--- START ---

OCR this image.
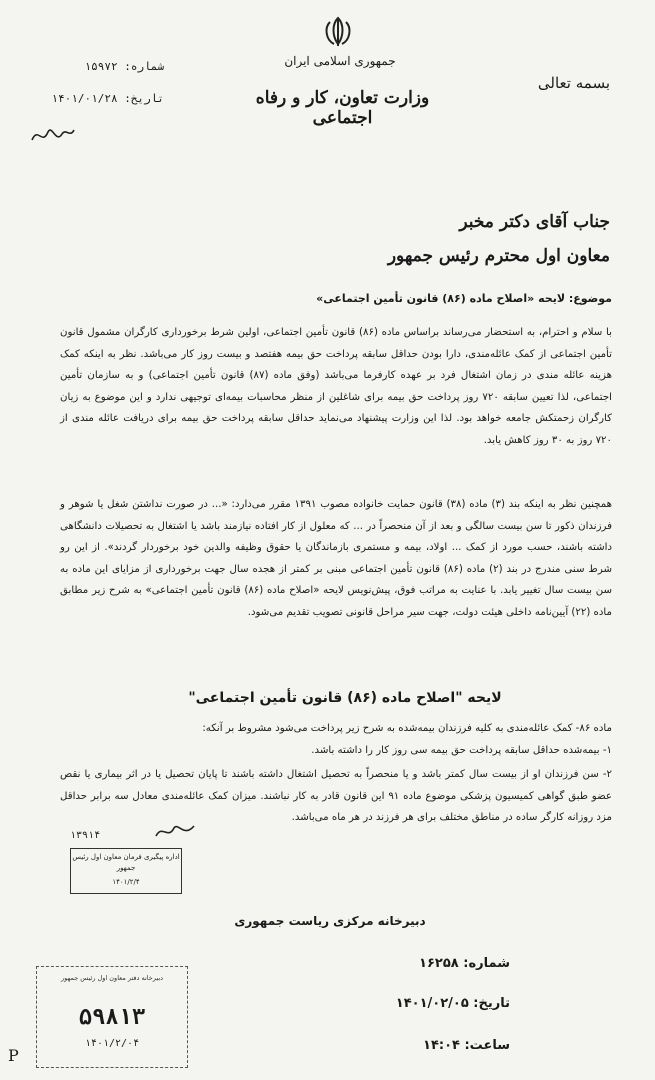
جمهوری اسلامی ایران
وزارت تعاون، کار و رفاه اجتماعی
بسمه تعالی
شماره: ۱۵۹۷۲
تاریخ: ۱۴۰۱/۰۱/۲۸
جناب آقای دکتر مخبر
معاون اول محترم رئیس جمهور
موضوع: لایحه «اصلاح ماده (۸۶) قانون تأمین اجتماعی»
با سلام و احترام، به استحضار می‌رساند براساس ماده (۸۶) قانون تأمین اجتماعی، اولین شرط برخورداری کارگران مشمول قانون تأمین اجتماعی از کمک عائله‌مندی، دارا بودن حداقل سابقه پرداخت حق بیمه هفتصد و بیست روز کار می‌باشد. نظر به اینکه کمک هزینه عائله مندی در زمان اشتغال فرد بر عهده کارفرما می‌باشد (وفق ماده (۸۷) قانون تأمین اجتماعی) و به سازمان تأمین اجتماعی، لذا تعیین سابقه ۷۲۰ روز پرداخت حق بیمه برای شاغلین از منظر محاسبات بیمه‌ای توجیهی ندارد و این موضوع به زیان کارگران زحمتکش جامعه خواهد بود. لذا این وزارت پیشنهاد می‌نماید حداقل سابقه پرداخت حق بیمه برای دریافت عائله مندی از ۷۲۰ روز به ۳۰ روز کاهش یابد.
همچنین نظر به اینکه بند (۳) ماده (۳۸) قانون حمایت خانواده مصوب ۱۳۹۱ مقرر می‌دارد: «... در صورت نداشتن شغل یا شوهر و فرزندان ذکور تا سن بیست سالگی و بعد از آن منحصراً در ... که معلول از کار افتاده نیازمند باشد یا اشتغال به تحصیلات دانشگاهی داشته باشند، حسب مورد از کمک ... اولاد، بیمه و مستمری بازماندگان یا حقوق وظیفه والدین خود برخوردار گردند». از این رو شرط سنی مندرج در بند (۲) ماده (۸۶) قانون تأمین اجتماعی مبنی بر کمتر از هجده سال جهت برخورداری از مزایای این ماده به سن بیست سال تغییر یابد. با عنایت به مراتب فوق، پیش‌نویس لایحه «اصلاح ماده (۸۶) قانون تأمین اجتماعی» به شرح زیر مطابق ماده (۲۲) آیین‌نامه داخلی هیئت دولت، جهت سیر مراحل قانونی تصویب تقدیم می‌شود.
لایحه "اصلاح ماده (۸۶) قانون تأمین اجتماعی"
ماده ۸۶- کمک عائله‌مندی به کلیه فرزندان بیمه‌شده به شرح زیر پرداخت می‌شود مشروط بر آنکه:
۱- بیمه‌شده حداقل سابقه پرداخت حق بیمه سی روز کار را داشته باشد.
۲- سن فرزندان او از بیست سال کمتر باشد و یا منحصراً به تحصیل اشتغال داشته باشند تا پایان تحصیل یا در اثر بیماری یا نقص عضو طبق گواهی کمیسیون پزشکی موضوع ماده ۹۱ این قانون قادر به کار نباشند. میزان کمک عائله‌مندی معادل سه برابر حداقل مزد روزانه کارگر ساده در مناطق مختلف برای هر فرزند در هر ماه می‌باشد.
۱۳۹۱۴
اداره پیگیری فرمان معاون اول رئیس جمهور
۱۴۰۱/۲/۴
دبیرخانه مرکزی ریاست جمهوری
شماره: ۱۶۲۵۸
تاریخ: ۱۴۰۱/۰۲/۰۵
ساعت: ۱۴:۰۴
دبیرخانه دفتر معاون اول رئیس جمهور
۵۹۸۱۳
۱۴۰۱/۲/۰۴
P
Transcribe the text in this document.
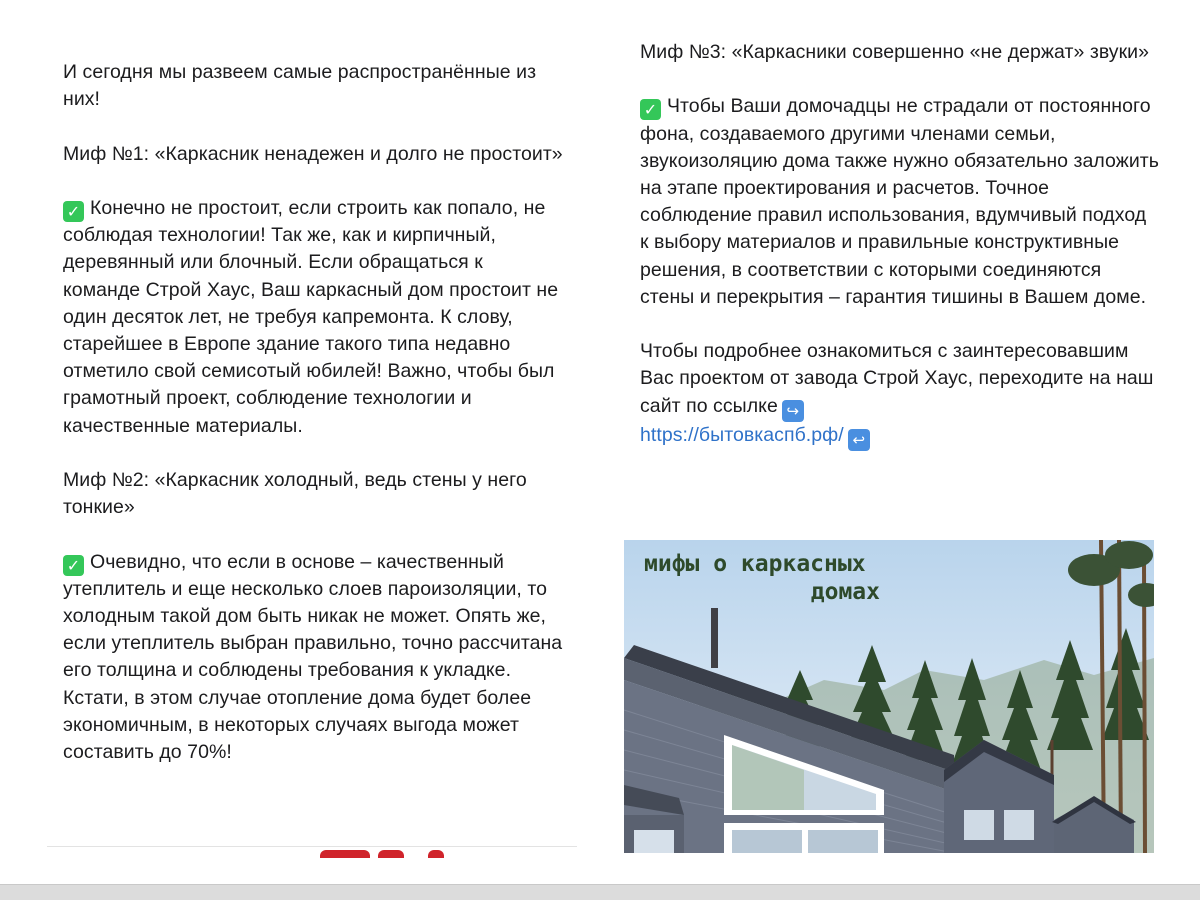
И сегодня мы развеем самые распространённые из них!

Миф №1: «Каркасник ненадежен и долго не простоит»

✓ Конечно не простоит, если строить как попало, не соблюдая технологии! Так же, как и кирпичный, деревянный или блочный. Если обращаться к команде Строй Хаус, Ваш каркасный дом простоит не один десяток лет, не требуя капремонта. К слову, старейшее в Европе здание такого типа недавно отметило свой семисотый юбилей! Важно, чтобы был грамотный проект, соблюдение технологии и качественные материалы.

Миф №2: «Каркасник холодный, ведь стены у него тонкие»

✓ Очевидно, что если в основе – качественный утеплитель и еще несколько слоев пароизоляции, то холодным такой дом быть никак не может. Опять же, если утеплитель выбран правильно, точно рассчитана его толщина и соблюдены требования к укладке. Кстати, в этом случае отопление дома будет более экономичным, в некоторых случаях выгода может составить до 70%!

Миф №3: «Каркасники совершенно «не держат» звуки»

✓ Чтобы Ваши домочадцы не страдали от постоянного фона, создаваемого другими членами семьи, звукоизоляцию дома также нужно обязательно заложить на этапе проектирования и расчетов. Точное соблюдение правил использования, вдумчивый подход к выбору материалов и правильные конструктивные решения, в соответствии с которыми соединяются стены и перекрытия – гарантия тишины в Вашем доме.

Чтобы подробнее ознакомиться с заинтересовавшим Вас проектом от завода Строй Хаус, переходите на наш сайт по ссылке ↪
https://бытовкаспб.рф/ ↩

мифы о каркасных
домах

--- END ---

*TASK TO CARRY OUT*.
Output precisely the lines in the material above from the line containing "Transcribe the text in this document." through its last line, and omit pictures.

*TASK RESPONSE*.
Transcribe the text in this document.
И сегодня мы развеем самые распространённые из них!

Миф №1: «Каркасник ненадежен и долго не простоит»

✓ Конечно не простоит, если строить как попало, не соблюдая технологии! Так же, как и кирпичный, деревянный или блочный. Если обращаться к команде Строй Хаус, Ваш каркасный дом простоит не один десяток лет, не требуя капремонта. К слову, старейшее в Европе здание такого типа недавно отметило свой семисотый юбилей! Важно, чтобы был грамотный проект, соблюдение технологии и качественные материалы.

Миф №2: «Каркасник холодный, ведь стены у него тонкие»

✓ Очевидно, что если в основе – качественный утеплитель и еще несколько слоев пароизоляции, то холодным такой дом быть никак не может. Опять же, если утеплитель выбран правильно, точно рассчитана его толщина и соблюдены требования к укладке. Кстати, в этом случае отопление дома будет более экономичным, в некоторых случаях выгода может составить до 70%!

Миф №3: «Каркасники совершенно «не держат» звуки»

✓ Чтобы Ваши домочадцы не страдали от постоянного фона, создаваемого другими членами семьи, звукоизоляцию дома также нужно обязательно заложить на этапе проектирования и расчетов. Точное соблюдение правил использования, вдумчивый подход к выбору материалов и правильные конструктивные решения, в соответствии с которыми соединяются стены и перекрытия – гарантия тишины в Вашем доме.

Чтобы подробнее ознакомиться с заинтересовавшим Вас проектом от завода Строй Хаус, переходите на наш сайт по ссылке ↪
https://бытовкаспб.рф/ ↩

мифы о каркасных
домах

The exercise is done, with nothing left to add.